**What the task requires:**
Reproduce the records below verbatim, line by line, omitting the pictures.

**Extracted entries:**
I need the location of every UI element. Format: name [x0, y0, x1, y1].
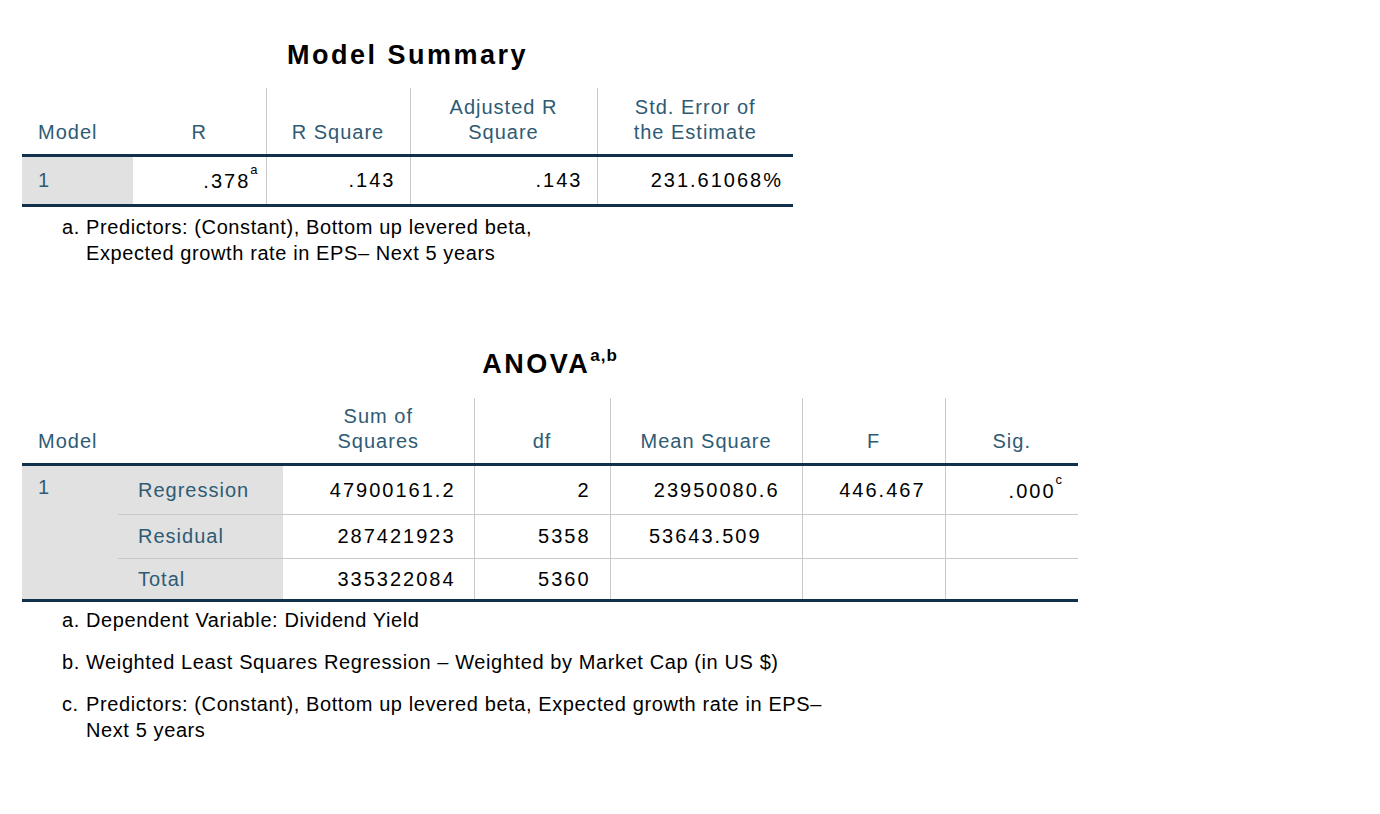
footnote-marker: c. [62, 691, 86, 743]
footnote-marker: b. [62, 649, 86, 675]
cell-sum-of-squares: 335322084 [283, 559, 474, 601]
cell-mean-square: 23950080.6 [610, 465, 802, 515]
cell-df: 5360 [474, 559, 610, 601]
footnote-text: Predictors: (Constant), Bottom up levere… [86, 691, 822, 743]
col-header-model: Model [22, 398, 283, 465]
footnote-text: Weighted Least Squares Regression – Weig… [86, 649, 779, 675]
model-summary-footnotes: a. Predictors: (Constant), Bottom up lev… [62, 214, 722, 282]
r-value: .378 [203, 169, 250, 191]
cell-row-label: Total [118, 559, 283, 601]
footnote-a: a. Predictors: (Constant), Bottom up lev… [62, 214, 722, 266]
col-header-df: df [474, 398, 610, 465]
cell-f [802, 559, 945, 601]
col-header-mean-square: Mean Square [610, 398, 802, 465]
cell-row-label: Regression [118, 465, 283, 515]
cell-r-value: .378a [133, 155, 266, 205]
model-summary-data-row: 1 .378a .143 .143 231.61068% [22, 155, 793, 205]
cell-adjusted-r-square-value: .143 [410, 155, 597, 205]
footnote-marker: a. [62, 214, 86, 266]
cell-df: 2 [474, 465, 610, 515]
cell-r-square-value: .143 [266, 155, 410, 205]
anova-row-regression: 1 Regression 47900161.2 2 23950080.6 446… [22, 465, 1078, 515]
anova-row-residual: Residual 287421923 5358 53643.509 [22, 515, 1078, 559]
anova-title-text: ANOVA [482, 349, 590, 379]
spss-output-page: Model Summary Model R R Square Adjusted … [0, 0, 1380, 814]
cell-df: 5358 [474, 515, 610, 559]
anova-header-row: Model Sum of Squares df Mean Square F Si… [22, 398, 1078, 465]
cell-f: 446.467 [802, 465, 945, 515]
anova-title-superscript: a,b [590, 346, 618, 365]
cell-row-label: Residual [118, 515, 283, 559]
footnote-text: Dependent Variable: Dividend Yield [86, 607, 420, 633]
footnote-marker: a. [62, 607, 86, 633]
cell-f [802, 515, 945, 559]
col-header-sig: Sig. [945, 398, 1078, 465]
anova-title: ANOVAa,b [22, 348, 1078, 380]
cell-mean-square [610, 559, 802, 601]
cell-mean-square: 53643.509 [610, 515, 802, 559]
col-header-adjusted-r-square: Adjusted R Square [410, 88, 597, 155]
cell-model-number: 1 [22, 155, 133, 205]
model-summary-title-text: Model Summary [287, 40, 528, 70]
col-header-r: R [133, 88, 266, 155]
footnote-a: a. Dependent Variable: Dividend Yield [62, 607, 1102, 633]
col-header-std-error: Std. Error of the Estimate [597, 88, 793, 155]
col-header-r-square: R Square [266, 88, 410, 155]
footnote-text: Predictors: (Constant), Bottom up levere… [86, 214, 532, 266]
col-header-sum-of-squares: Sum of Squares [283, 398, 474, 465]
cell-sig [945, 559, 1078, 601]
footnote-b: b. Weighted Least Squares Regression – W… [62, 649, 1102, 675]
anova-footnotes: a. Dependent Variable: Dividend Yield b.… [62, 607, 1102, 759]
cell-sum-of-squares: 287421923 [283, 515, 474, 559]
cell-sig [945, 515, 1078, 559]
footnote-c: c. Predictors: (Constant), Bottom up lev… [62, 691, 1102, 743]
r-value-superscript: a [250, 162, 257, 177]
col-header-f: F [802, 398, 945, 465]
cell-sig: .000c [945, 465, 1078, 515]
cell-model-number: 1 [22, 465, 118, 601]
model-summary-title: Model Summary [22, 40, 793, 71]
sig-value: .000 [1009, 479, 1056, 501]
anova-table: Model Sum of Squares df Mean Square F Si… [22, 398, 1078, 602]
sig-superscript: c [1056, 472, 1063, 487]
cell-sum-of-squares: 47900161.2 [283, 465, 474, 515]
anova-row-total: Total 335322084 5360 [22, 559, 1078, 601]
col-header-model: Model [22, 88, 133, 155]
model-summary-table: Model R R Square Adjusted R Square Std. … [22, 88, 793, 207]
model-summary-header-row: Model R R Square Adjusted R Square Std. … [22, 88, 793, 155]
cell-std-error-value: 231.61068% [597, 155, 793, 205]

**Response:**
I need the location of every UI element. Format: name [x0, y0, x1, y1].
footnote-marker: c. [62, 691, 86, 743]
footnote-marker: b. [62, 649, 86, 675]
cell-sum-of-squares: 335322084 [283, 559, 474, 601]
cell-mean-square: 23950080.6 [610, 465, 802, 515]
cell-df: 5360 [474, 559, 610, 601]
footnote-text: Predictors: (Constant), Bottom up levere… [86, 691, 822, 743]
col-header-model: Model [22, 398, 283, 465]
footnote-text: Weighted Least Squares Regression – Weig… [86, 649, 779, 675]
model-summary-footnotes: a. Predictors: (Constant), Bottom up lev… [62, 214, 722, 282]
r-value: .378 [203, 169, 250, 191]
cell-row-label: Total [118, 559, 283, 601]
footnote-a: a. Predictors: (Constant), Bottom up lev… [62, 214, 722, 266]
col-header-df: df [474, 398, 610, 465]
cell-f [802, 559, 945, 601]
col-header-mean-square: Mean Square [610, 398, 802, 465]
cell-row-label: Regression [118, 465, 283, 515]
cell-r-value: .378a [133, 155, 266, 205]
model-summary-data-row: 1 .378a .143 .143 231.61068% [22, 155, 793, 205]
cell-adjusted-r-square-value: .143 [410, 155, 597, 205]
footnote-marker: a. [62, 214, 86, 266]
cell-df: 2 [474, 465, 610, 515]
cell-r-square-value: .143 [266, 155, 410, 205]
anova-row-regression: 1 Regression 47900161.2 2 23950080.6 446… [22, 465, 1078, 515]
anova-row-residual: Residual 287421923 5358 53643.509 [22, 515, 1078, 559]
anova-title-text: ANOVA [482, 349, 590, 379]
spss-output-page: Model Summary Model R R Square Adjusted … [0, 0, 1380, 814]
cell-df: 5358 [474, 515, 610, 559]
anova-header-row: Model Sum of Squares df Mean Square F Si… [22, 398, 1078, 465]
cell-f: 446.467 [802, 465, 945, 515]
anova-title-superscript: a,b [590, 346, 618, 365]
cell-row-label: Residual [118, 515, 283, 559]
footnote-text: Dependent Variable: Dividend Yield [86, 607, 420, 633]
footnote-marker: a. [62, 607, 86, 633]
cell-f [802, 515, 945, 559]
col-header-sig: Sig. [945, 398, 1078, 465]
anova-title: ANOVAa,b [22, 348, 1078, 380]
cell-mean-square [610, 559, 802, 601]
cell-mean-square: 53643.509 [610, 515, 802, 559]
col-header-adjusted-r-square: Adjusted R Square [410, 88, 597, 155]
cell-model-number: 1 [22, 155, 133, 205]
model-summary-title-text: Model Summary [287, 40, 528, 70]
col-header-r: R [133, 88, 266, 155]
footnote-a: a. Dependent Variable: Dividend Yield [62, 607, 1102, 633]
col-header-std-error: Std. Error of the Estimate [597, 88, 793, 155]
col-header-r-square: R Square [266, 88, 410, 155]
footnote-text: Predictors: (Constant), Bottom up levere… [86, 214, 532, 266]
col-header-sum-of-squares: Sum of Squares [283, 398, 474, 465]
cell-sig [945, 559, 1078, 601]
footnote-b: b. Weighted Least Squares Regression – W… [62, 649, 1102, 675]
anova-footnotes: a. Dependent Variable: Dividend Yield b.… [62, 607, 1102, 759]
cell-sum-of-squares: 287421923 [283, 515, 474, 559]
cell-sig [945, 515, 1078, 559]
footnote-c: c. Predictors: (Constant), Bottom up lev… [62, 691, 1102, 743]
r-value-superscript: a [250, 162, 257, 177]
col-header-f: F [802, 398, 945, 465]
cell-sig: .000c [945, 465, 1078, 515]
cell-model-number: 1 [22, 465, 118, 601]
model-summary-title: Model Summary [22, 40, 793, 71]
sig-value: .000 [1009, 479, 1056, 501]
anova-table: Model Sum of Squares df Mean Square F Si… [22, 398, 1078, 602]
sig-superscript: c [1056, 472, 1063, 487]
cell-sum-of-squares: 47900161.2 [283, 465, 474, 515]
anova-row-total: Total 335322084 5360 [22, 559, 1078, 601]
col-header-model: Model [22, 88, 133, 155]
model-summary-table: Model R R Square Adjusted R Square Std. … [22, 88, 793, 207]
model-summary-header-row: Model R R Square Adjusted R Square Std. … [22, 88, 793, 155]
cell-std-error-value: 231.61068% [597, 155, 793, 205]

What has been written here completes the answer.